* Directive: Below is a block of records; repeat each one exactly.

[Stored data]
————
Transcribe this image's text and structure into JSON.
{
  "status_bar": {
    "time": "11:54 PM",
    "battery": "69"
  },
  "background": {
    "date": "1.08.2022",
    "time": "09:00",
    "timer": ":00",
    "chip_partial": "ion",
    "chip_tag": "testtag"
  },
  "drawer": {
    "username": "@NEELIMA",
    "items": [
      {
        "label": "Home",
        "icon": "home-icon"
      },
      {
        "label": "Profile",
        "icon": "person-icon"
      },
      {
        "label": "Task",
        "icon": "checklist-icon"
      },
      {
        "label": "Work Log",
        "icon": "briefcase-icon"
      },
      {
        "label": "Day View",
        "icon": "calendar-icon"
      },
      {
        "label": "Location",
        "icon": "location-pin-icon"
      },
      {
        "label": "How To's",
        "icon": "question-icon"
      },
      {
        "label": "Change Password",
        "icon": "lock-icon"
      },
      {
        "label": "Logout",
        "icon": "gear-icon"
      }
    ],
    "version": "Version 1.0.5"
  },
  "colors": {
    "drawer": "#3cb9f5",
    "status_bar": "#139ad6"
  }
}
————
* Solved exercise:
Transcribe this image's text and structure into JSON.
{
  "status_bar": {
    "time": "11:54 PM",
    "battery": "69"
  },
  "background": {
    "date": "1.08.2022",
    "time": "09:00",
    "timer": ":00",
    "chip_partial": "ion",
    "chip_tag": "testtag"
  },
  "drawer": {
    "username": "@NEELIMA",
    "items": [
      {
        "label": "Home",
        "icon": "home-icon"
      },
      {
        "label": "Profile",
        "icon": "person-icon"
      },
      {
        "label": "Task",
        "icon": "checklist-icon"
      },
      {
        "label": "Work Log",
        "icon": "briefcase-icon"
      },
      {
        "label": "Day View",
        "icon": "calendar-icon"
      },
      {
        "label": "Location",
        "icon": "location-pin-icon"
      },
      {
        "label": "How To's",
        "icon": "question-icon"
      },
      {
        "label": "Change Password",
        "icon": "lock-icon"
      },
      {
        "label": "Logout",
        "icon": "gear-icon"
      }
    ],
    "version": "Version 1.0.5"
  },
  "colors": {
    "drawer": "#3cb9f5",
    "status_bar": "#139ad6"
  }
}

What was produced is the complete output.